◆ **AVAILABLE RECORDS**

------------------------------------

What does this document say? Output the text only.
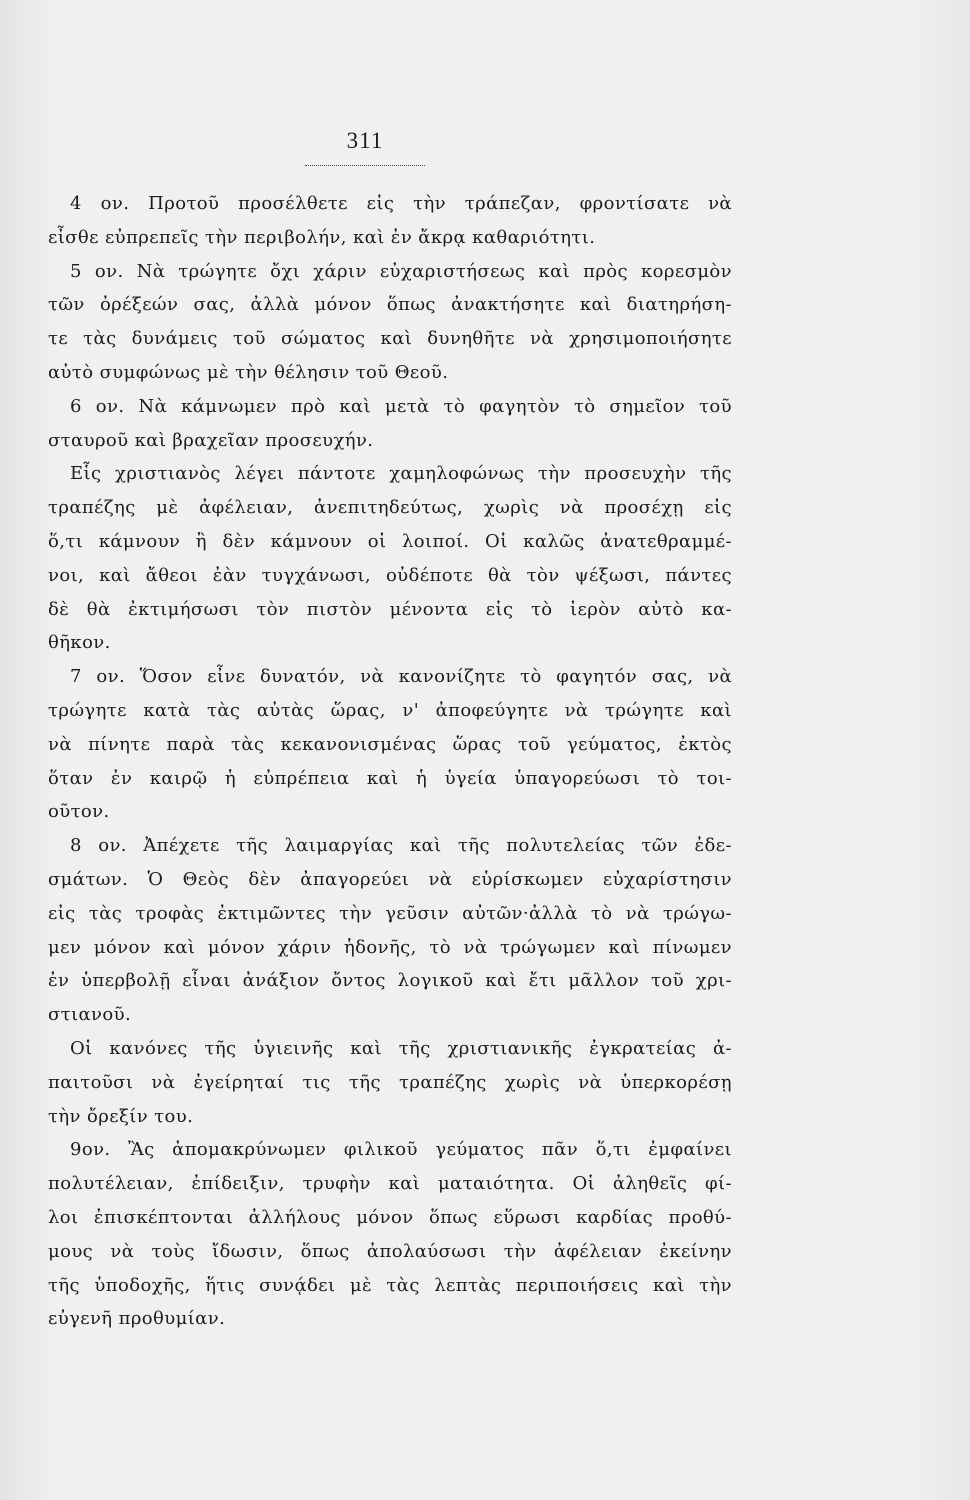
311

4 ον. Προτοῦ προσέλθετε εἰς τὴν τράπεζαν, φροντίσατε νὰ
εἶσθε εὐπρεπεῖς τὴν περιβολήν, καὶ ἐν ἄκρᾳ καθαριότητι.

5 ον. Νὰ τρώγητε ὄχι χάριν εὐχαριστήσεως καὶ πρὸς κορεσμὸν
τῶν ὀρέξεών σας, ἀλλὰ μόνον ὅπως ἀνακτήσητε καὶ διατηρήση-
τε τὰς δυνάμεις τοῦ σώματος καὶ δυνηθῆτε νὰ χρησιμοποιήσητε
αὐτὸ συμφώνως μὲ τὴν θέλησιν τοῦ Θεοῦ.

6 ον. Νὰ κάμνωμεν πρὸ καὶ μετὰ τὸ φαγητὸν τὸ σημεῖον τοῦ
σταυροῦ καὶ βραχεῖαν προσευχήν.

Εἷς χριστιανὸς λέγει πάντοτε χαμηλοφώνως τὴν προσευχὴν τῆς
τραπέζης μὲ ἀφέλειαν, ἀνεπιτηδεύτως, χωρὶς νὰ προσέχῃ εἰς
ὅ,τι κάμνουν ἢ δὲν κάμνουν οἱ λοιποί. Οἱ καλῶς ἀνατεθραμμέ-
νοι, καὶ ἄθεοι ἐὰν τυγχάνωσι, οὐδέποτε θὰ τὸν ψέξωσι, πάντες
δὲ θὰ ἐκτιμήσωσι τὸν πιστὸν μένοντα εἰς τὸ ἱερὸν αὐτὸ κα-
θῆκον.

7 ον. Ὅσον εἶνε δυνατόν, νὰ κανονίζητε τὸ φαγητόν σας, νὰ
τρώγητε κατὰ τὰς αὐτὰς ὥρας, ν' ἀποφεύγητε νὰ τρώγητε καὶ
νὰ πίνητε παρὰ τὰς κεκανονισμένας ὥρας τοῦ γεύματος, ἐκτὸς
ὅταν ἐν καιρῷ ἡ εὐπρέπεια καὶ ἡ ὑγεία ὑπαγορεύωσι τὸ τοι-
οῦτον.

8 ον. Ἀπέχετε τῆς λαιμαργίας καὶ τῆς πολυτελείας τῶν ἐδε-
σμάτων. Ὁ Θεὸς δὲν ἀπαγορεύει νὰ εὑρίσκωμεν εὐχαρίστησιν
εἰς τὰς τροφὰς ἐκτιμῶντες τὴν γεῦσιν αὐτῶν·ἀλλὰ τὸ νὰ τρώγω-
μεν μόνον καὶ μόνον χάριν ἡδονῆς, τὸ νὰ τρώγωμεν καὶ πίνωμεν
ἐν ὑπερβολῇ εἶναι ἀνάξιον ὄντος λογικοῦ καὶ ἔτι μᾶλλον τοῦ χρι-
στιανοῦ.

Οἱ κανόνες τῆς ὑγιεινῆς καὶ τῆς χριστιανικῆς ἐγκρατείας ἀ-
παιτοῦσι νὰ ἐγείρηταί τις τῆς τραπέζης χωρὶς νὰ ὑπερκορέσῃ
τὴν ὄρεξίν του.

9ον. Ἂς ἀπομακρύνωμεν φιλικοῦ γεύματος πᾶν ὅ,τι ἐμφαίνει
πολυτέλειαν, ἐπίδειξιν, τρυφὴν καὶ ματαιότητα. Οἱ ἀληθεῖς φί-
λοι ἐπισκέπτονται ἀλλήλους μόνον ὅπως εὕρωσι καρδίας προθύ-
μους νὰ τοὺς ἴδωσιν, ὅπως ἀπολαύσωσι τὴν ἀφέλειαν ἐκείνην
τῆς ὑποδοχῆς, ἥτις συνᾴδει μὲ τὰς λεπτὰς περιποιήσεις καὶ τὴν
εὐγενῆ προθυμίαν.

------------------------------------

◆ **SHORT PROBLEM**
Looking at the entries above, say how many lines contain the word "ὅπως". Only the number is wanted.

◆ **SOLUTION BELOW**
3